DIRECTIONS =>
According to the passage on the health insurance dispute below, who refused to let Sandra Fluke testify?

It was the Catholic Church, with all their medieval misogyny and repressed sexuality on display, that first emerged to challenge the president on his altogether reasonable requirement that private employers provide comprehensive health insurance policies to their employees. It was Obama who entertained this outrageous challenge from the other side of the bright constitutional line, and offered a compromise. It was the Catholic Church again which expressed its dissatisfaction with Obama’s compromise. (To his credit, Obama refused to give more.)

It was GOP congressman Darrel Issa who called on 10 men, five of them clergy representing retrograde religious institutions, to testify as experts about women’s health policy, and refused to let Sandra Fluke testify… on the grounds that she wasn’t qualified to speak about women’s health policy.

No, this isn’t about Rush Limbaugh. This is about systematic attacks on the most basic advancements of women’s rights over the past 50 years. This is about the rump of the old guard, who want women back in the kitchen, barefoot and pregnant, under the control of their husbands.

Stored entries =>
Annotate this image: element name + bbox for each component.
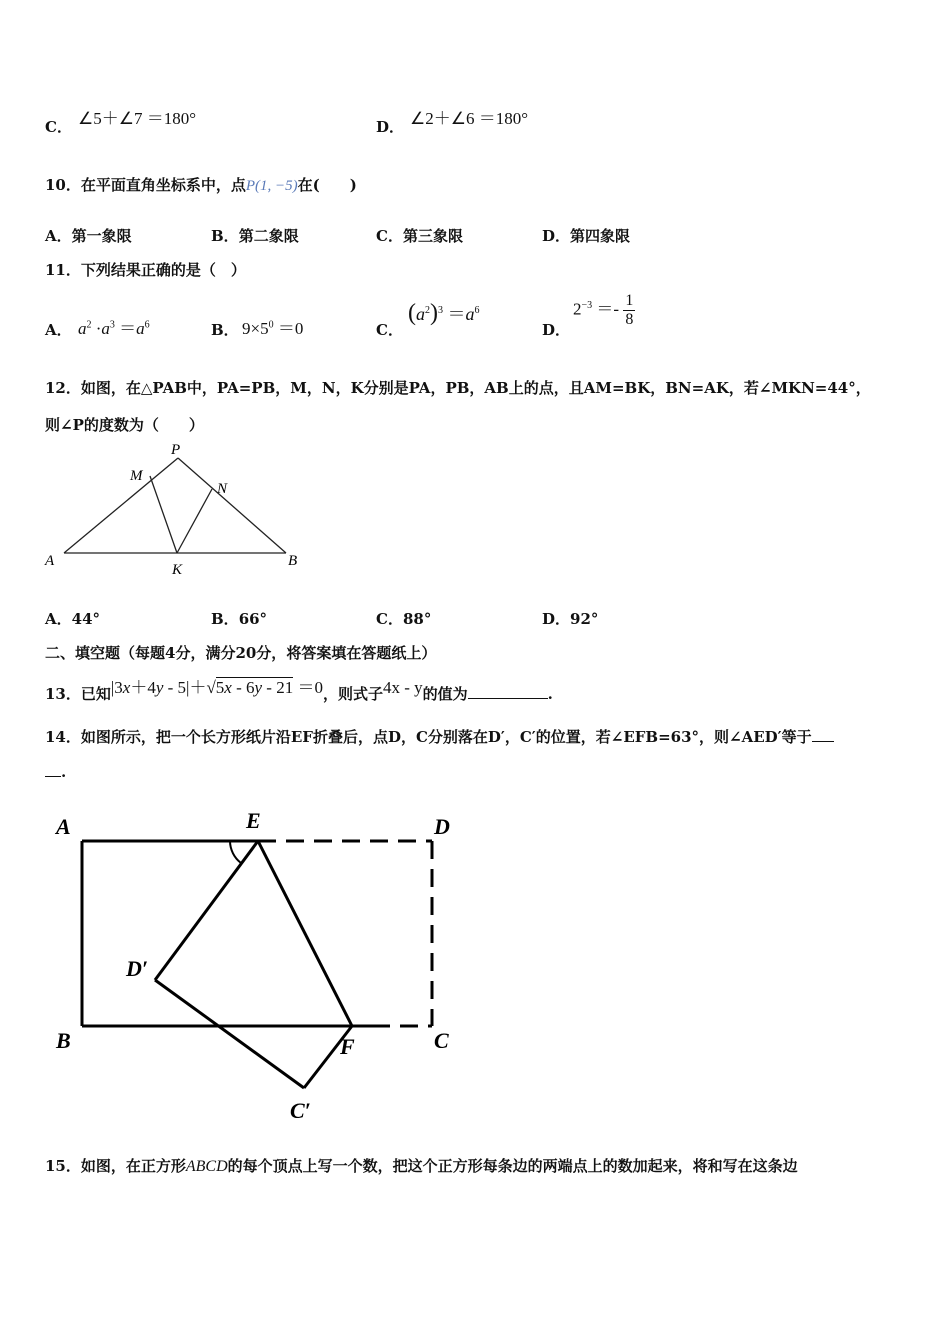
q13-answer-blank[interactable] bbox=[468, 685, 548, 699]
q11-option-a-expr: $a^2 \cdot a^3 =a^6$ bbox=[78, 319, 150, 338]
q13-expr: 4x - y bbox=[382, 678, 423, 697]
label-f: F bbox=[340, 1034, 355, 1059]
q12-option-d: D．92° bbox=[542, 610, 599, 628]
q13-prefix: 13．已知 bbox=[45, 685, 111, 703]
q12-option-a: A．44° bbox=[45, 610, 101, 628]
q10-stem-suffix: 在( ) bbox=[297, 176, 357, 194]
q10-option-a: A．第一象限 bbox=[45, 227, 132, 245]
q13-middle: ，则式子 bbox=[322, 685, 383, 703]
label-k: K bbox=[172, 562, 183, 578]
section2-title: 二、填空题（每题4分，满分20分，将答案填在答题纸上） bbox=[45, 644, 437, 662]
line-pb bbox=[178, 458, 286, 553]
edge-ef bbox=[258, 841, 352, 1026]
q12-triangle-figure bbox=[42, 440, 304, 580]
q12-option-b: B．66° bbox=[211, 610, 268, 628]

EXERCISE SOLUTION =>
GOP congressman Darrel Issa.